======== Record set ========
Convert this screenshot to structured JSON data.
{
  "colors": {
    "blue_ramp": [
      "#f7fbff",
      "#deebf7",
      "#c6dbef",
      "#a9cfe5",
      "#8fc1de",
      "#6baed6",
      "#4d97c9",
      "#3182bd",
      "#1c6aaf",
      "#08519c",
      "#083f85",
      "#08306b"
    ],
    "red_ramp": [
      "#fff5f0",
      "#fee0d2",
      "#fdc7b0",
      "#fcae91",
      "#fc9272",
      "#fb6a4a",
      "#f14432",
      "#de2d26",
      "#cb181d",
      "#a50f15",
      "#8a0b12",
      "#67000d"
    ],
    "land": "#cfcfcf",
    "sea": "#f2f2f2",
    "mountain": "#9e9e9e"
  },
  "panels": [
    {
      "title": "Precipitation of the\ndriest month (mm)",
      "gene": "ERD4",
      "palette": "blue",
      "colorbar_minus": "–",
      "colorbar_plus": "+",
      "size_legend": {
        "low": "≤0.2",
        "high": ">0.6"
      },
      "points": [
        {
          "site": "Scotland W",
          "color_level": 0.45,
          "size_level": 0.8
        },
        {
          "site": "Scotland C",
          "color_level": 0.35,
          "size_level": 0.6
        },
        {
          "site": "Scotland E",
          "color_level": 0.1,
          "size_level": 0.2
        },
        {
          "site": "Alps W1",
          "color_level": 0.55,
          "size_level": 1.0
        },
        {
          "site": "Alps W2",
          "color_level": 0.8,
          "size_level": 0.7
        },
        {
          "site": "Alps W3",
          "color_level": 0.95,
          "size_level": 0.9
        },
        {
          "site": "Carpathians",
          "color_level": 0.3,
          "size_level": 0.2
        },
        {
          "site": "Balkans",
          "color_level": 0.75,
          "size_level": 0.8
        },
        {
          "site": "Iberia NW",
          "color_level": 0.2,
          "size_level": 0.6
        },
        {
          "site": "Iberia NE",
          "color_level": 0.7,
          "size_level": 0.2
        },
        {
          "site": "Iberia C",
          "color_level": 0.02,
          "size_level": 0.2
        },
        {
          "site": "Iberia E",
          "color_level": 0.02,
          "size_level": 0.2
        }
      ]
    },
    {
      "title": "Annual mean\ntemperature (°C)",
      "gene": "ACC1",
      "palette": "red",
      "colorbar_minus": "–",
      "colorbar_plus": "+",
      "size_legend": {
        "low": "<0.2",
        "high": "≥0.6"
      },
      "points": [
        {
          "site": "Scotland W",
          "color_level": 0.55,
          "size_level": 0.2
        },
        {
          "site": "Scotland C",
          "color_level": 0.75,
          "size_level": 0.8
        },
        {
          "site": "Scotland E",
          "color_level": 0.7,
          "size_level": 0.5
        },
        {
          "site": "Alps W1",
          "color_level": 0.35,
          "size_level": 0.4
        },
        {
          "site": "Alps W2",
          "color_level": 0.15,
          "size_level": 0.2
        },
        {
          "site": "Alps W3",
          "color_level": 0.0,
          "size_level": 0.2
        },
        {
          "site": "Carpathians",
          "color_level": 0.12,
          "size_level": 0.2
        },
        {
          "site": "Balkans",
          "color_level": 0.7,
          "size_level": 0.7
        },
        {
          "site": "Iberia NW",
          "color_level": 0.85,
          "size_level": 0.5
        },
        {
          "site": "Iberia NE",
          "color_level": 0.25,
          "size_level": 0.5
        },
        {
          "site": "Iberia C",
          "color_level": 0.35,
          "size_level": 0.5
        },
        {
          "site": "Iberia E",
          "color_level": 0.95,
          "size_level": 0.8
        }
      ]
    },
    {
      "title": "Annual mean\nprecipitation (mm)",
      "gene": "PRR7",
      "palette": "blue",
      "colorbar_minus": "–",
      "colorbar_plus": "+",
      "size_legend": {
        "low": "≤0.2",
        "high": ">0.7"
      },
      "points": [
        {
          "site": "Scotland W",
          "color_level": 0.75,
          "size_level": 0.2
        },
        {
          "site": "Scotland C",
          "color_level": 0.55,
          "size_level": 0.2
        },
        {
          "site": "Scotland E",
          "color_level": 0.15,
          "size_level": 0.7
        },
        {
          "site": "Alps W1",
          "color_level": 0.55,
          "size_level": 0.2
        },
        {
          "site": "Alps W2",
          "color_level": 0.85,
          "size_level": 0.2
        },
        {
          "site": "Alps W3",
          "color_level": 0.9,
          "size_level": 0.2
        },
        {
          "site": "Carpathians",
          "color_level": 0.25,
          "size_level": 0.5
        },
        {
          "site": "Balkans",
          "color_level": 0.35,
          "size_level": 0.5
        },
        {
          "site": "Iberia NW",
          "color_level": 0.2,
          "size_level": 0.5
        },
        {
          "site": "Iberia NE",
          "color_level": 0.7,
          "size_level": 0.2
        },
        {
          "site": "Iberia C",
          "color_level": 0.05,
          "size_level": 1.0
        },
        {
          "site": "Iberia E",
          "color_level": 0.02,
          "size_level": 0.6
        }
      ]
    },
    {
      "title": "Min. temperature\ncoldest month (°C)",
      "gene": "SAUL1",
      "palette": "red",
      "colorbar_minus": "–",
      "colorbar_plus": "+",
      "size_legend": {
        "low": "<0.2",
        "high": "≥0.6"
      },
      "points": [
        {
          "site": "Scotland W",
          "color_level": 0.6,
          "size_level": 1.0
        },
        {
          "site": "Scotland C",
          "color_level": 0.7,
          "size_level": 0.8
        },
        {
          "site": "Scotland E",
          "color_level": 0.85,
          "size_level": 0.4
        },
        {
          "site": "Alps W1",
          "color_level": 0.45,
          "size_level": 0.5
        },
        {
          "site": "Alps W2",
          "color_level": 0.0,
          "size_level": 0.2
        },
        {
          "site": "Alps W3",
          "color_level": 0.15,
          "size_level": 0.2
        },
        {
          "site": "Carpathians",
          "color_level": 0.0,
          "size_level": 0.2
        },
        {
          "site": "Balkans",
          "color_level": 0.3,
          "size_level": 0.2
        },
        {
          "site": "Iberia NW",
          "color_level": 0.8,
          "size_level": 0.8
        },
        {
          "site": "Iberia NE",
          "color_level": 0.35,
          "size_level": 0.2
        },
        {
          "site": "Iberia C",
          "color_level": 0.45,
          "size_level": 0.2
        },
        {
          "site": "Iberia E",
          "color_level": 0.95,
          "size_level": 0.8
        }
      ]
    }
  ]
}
========
Work instructions →
Write out all of the records once more, exactly.

Finished answer →
Convert this screenshot to structured JSON data.
{
  "colors": {
    "blue_ramp": [
      "#f7fbff",
      "#deebf7",
      "#c6dbef",
      "#a9cfe5",
      "#8fc1de",
      "#6baed6",
      "#4d97c9",
      "#3182bd",
      "#1c6aaf",
      "#08519c",
      "#083f85",
      "#08306b"
    ],
    "red_ramp": [
      "#fff5f0",
      "#fee0d2",
      "#fdc7b0",
      "#fcae91",
      "#fc9272",
      "#fb6a4a",
      "#f14432",
      "#de2d26",
      "#cb181d",
      "#a50f15",
      "#8a0b12",
      "#67000d"
    ],
    "land": "#cfcfcf",
    "sea": "#f2f2f2",
    "mountain": "#9e9e9e"
  },
  "panels": [
    {
      "title": "Precipitation of the\ndriest month (mm)",
      "gene": "ERD4",
      "palette": "blue",
      "colorbar_minus": "–",
      "colorbar_plus": "+",
      "size_legend": {
        "low": "≤0.2",
        "high": ">0.6"
      },
      "points": [
        {
          "site": "Scotland W",
          "color_level": 0.45,
          "size_level": 0.8
        },
        {
          "site": "Scotland C",
          "color_level": 0.35,
          "size_level": 0.6
        },
        {
          "site": "Scotland E",
          "color_level": 0.1,
          "size_level": 0.2
        },
        {
          "site": "Alps W1",
          "color_level": 0.55,
          "size_level": 1.0
        },
        {
          "site": "Alps W2",
          "color_level": 0.8,
          "size_level": 0.7
        },
        {
          "site": "Alps W3",
          "color_level": 0.95,
          "size_level": 0.9
        },
        {
          "site": "Carpathians",
          "color_level": 0.3,
          "size_level": 0.2
        },
        {
          "site": "Balkans",
          "color_level": 0.75,
          "size_level": 0.8
        },
        {
          "site": "Iberia NW",
          "color_level": 0.2,
          "size_level": 0.6
        },
        {
          "site": "Iberia NE",
          "color_level": 0.7,
          "size_level": 0.2
        },
        {
          "site": "Iberia C",
          "color_level": 0.02,
          "size_level": 0.2
        },
        {
          "site": "Iberia E",
          "color_level": 0.02,
          "size_level": 0.2
        }
      ]
    },
    {
      "title": "Annual mean\ntemperature (°C)",
      "gene": "ACC1",
      "palette": "red",
      "colorbar_minus": "–",
      "colorbar_plus": "+",
      "size_legend": {
        "low": "<0.2",
        "high": "≥0.6"
      },
      "points": [
        {
          "site": "Scotland W",
          "color_level": 0.55,
          "size_level": 0.2
        },
        {
          "site": "Scotland C",
          "color_level": 0.75,
          "size_level": 0.8
        },
        {
          "site": "Scotland E",
          "color_level": 0.7,
          "size_level": 0.5
        },
        {
          "site": "Alps W1",
          "color_level": 0.35,
          "size_level": 0.4
        },
        {
          "site": "Alps W2",
          "color_level": 0.15,
          "size_level": 0.2
        },
        {
          "site": "Alps W3",
          "color_level": 0.0,
          "size_level": 0.2
        },
        {
          "site": "Carpathians",
          "color_level": 0.12,
          "size_level": 0.2
        },
        {
          "site": "Balkans",
          "color_level": 0.7,
          "size_level": 0.7
        },
        {
          "site": "Iberia NW",
          "color_level": 0.85,
          "size_level": 0.5
        },
        {
          "site": "Iberia NE",
          "color_level": 0.25,
          "size_level": 0.5
        },
        {
          "site": "Iberia C",
          "color_level": 0.35,
          "size_level": 0.5
        },
        {
          "site": "Iberia E",
          "color_level": 0.95,
          "size_level": 0.8
        }
      ]
    },
    {
      "title": "Annual mean\nprecipitation (mm)",
      "gene": "PRR7",
      "palette": "blue",
      "colorbar_minus": "–",
      "colorbar_plus": "+",
      "size_legend": {
        "low": "≤0.2",
        "high": ">0.7"
      },
      "points": [
        {
          "site": "Scotland W",
          "color_level": 0.75,
          "size_level": 0.2
        },
        {
          "site": "Scotland C",
          "color_level": 0.55,
          "size_level": 0.2
        },
        {
          "site": "Scotland E",
          "color_level": 0.15,
          "size_level": 0.7
        },
        {
          "site": "Alps W1",
          "color_level": 0.55,
          "size_level": 0.2
        },
        {
          "site": "Alps W2",
          "color_level": 0.85,
          "size_level": 0.2
        },
        {
          "site": "Alps W3",
          "color_level": 0.9,
          "size_level": 0.2
        },
        {
          "site": "Carpathians",
          "color_level": 0.25,
          "size_level": 0.5
        },
        {
          "site": "Balkans",
          "color_level": 0.35,
          "size_level": 0.5
        },
        {
          "site": "Iberia NW",
          "color_level": 0.2,
          "size_level": 0.5
        },
        {
          "site": "Iberia NE",
          "color_level": 0.7,
          "size_level": 0.2
        },
        {
          "site": "Iberia C",
          "color_level": 0.05,
          "size_level": 1.0
        },
        {
          "site": "Iberia E",
          "color_level": 0.02,
          "size_level": 0.6
        }
      ]
    },
    {
      "title": "Min. temperature\ncoldest month (°C)",
      "gene": "SAUL1",
      "palette": "red",
      "colorbar_minus": "–",
      "colorbar_plus": "+",
      "size_legend": {
        "low": "<0.2",
        "high": "≥0.6"
      },
      "points": [
        {
          "site": "Scotland W",
          "color_level": 0.6,
          "size_level": 1.0
        },
        {
          "site": "Scotland C",
          "color_level": 0.7,
          "size_level": 0.8
        },
        {
          "site": "Scotland E",
          "color_level": 0.85,
          "size_level": 0.4
        },
        {
          "site": "Alps W1",
          "color_level": 0.45,
          "size_level": 0.5
        },
        {
          "site": "Alps W2",
          "color_level": 0.0,
          "size_level": 0.2
        },
        {
          "site": "Alps W3",
          "color_level": 0.15,
          "size_level": 0.2
        },
        {
          "site": "Carpathians",
          "color_level": 0.0,
          "size_level": 0.2
        },
        {
          "site": "Balkans",
          "color_level": 0.3,
          "size_level": 0.2
        },
        {
          "site": "Iberia NW",
          "color_level": 0.8,
          "size_level": 0.8
        },
        {
          "site": "Iberia NE",
          "color_level": 0.35,
          "size_level": 0.2
        },
        {
          "site": "Iberia C",
          "color_level": 0.45,
          "size_level": 0.2
        },
        {
          "site": "Iberia E",
          "color_level": 0.95,
          "size_level": 0.8
        }
      ]
    }
  ]
}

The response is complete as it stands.